[Extracted records]

* * *

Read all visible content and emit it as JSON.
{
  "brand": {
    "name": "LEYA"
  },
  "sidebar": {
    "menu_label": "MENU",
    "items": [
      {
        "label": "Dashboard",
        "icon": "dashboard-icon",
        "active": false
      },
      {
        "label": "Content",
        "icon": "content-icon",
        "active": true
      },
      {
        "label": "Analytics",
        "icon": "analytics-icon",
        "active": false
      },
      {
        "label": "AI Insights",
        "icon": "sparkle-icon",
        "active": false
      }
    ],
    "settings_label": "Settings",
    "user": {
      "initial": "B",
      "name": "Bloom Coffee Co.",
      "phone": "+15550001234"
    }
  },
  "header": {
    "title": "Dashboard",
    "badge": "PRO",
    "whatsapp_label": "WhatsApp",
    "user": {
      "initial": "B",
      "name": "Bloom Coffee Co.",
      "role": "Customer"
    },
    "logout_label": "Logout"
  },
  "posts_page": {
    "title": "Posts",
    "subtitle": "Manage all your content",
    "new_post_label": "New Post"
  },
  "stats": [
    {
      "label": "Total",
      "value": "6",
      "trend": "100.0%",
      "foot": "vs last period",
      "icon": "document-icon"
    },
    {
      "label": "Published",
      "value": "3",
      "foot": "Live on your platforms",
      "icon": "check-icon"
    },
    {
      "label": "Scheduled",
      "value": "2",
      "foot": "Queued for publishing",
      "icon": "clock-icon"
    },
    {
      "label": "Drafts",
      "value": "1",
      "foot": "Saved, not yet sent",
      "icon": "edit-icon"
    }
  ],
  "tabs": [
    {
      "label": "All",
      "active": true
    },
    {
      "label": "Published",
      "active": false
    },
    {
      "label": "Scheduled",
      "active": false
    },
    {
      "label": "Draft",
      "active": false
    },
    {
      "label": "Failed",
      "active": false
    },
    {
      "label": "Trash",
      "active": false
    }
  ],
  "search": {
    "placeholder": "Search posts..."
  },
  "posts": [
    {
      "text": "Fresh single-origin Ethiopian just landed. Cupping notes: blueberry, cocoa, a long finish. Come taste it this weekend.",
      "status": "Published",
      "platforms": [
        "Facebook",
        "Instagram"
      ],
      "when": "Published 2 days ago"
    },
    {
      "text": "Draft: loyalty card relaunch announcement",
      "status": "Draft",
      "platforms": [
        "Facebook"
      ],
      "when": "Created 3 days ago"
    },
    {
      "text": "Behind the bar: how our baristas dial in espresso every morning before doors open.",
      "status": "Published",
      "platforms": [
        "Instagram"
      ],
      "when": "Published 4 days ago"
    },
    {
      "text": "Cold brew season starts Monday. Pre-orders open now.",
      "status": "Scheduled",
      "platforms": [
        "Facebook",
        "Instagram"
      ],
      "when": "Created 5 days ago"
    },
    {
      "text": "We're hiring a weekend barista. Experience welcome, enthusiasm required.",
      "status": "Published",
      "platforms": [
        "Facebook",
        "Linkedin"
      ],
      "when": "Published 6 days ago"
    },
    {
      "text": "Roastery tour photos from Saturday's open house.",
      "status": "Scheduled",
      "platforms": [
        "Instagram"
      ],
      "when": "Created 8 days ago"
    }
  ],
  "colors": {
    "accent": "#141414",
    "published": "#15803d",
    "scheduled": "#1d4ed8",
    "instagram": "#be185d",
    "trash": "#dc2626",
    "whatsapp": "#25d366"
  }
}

* * *

TASK GOAL: All lines of the data above that include the word "your" must be shown.

SOLUTION FOR THIS PROBLEM:
    "subtitle": "Manage all your content",
      "foot": "Live on your platforms",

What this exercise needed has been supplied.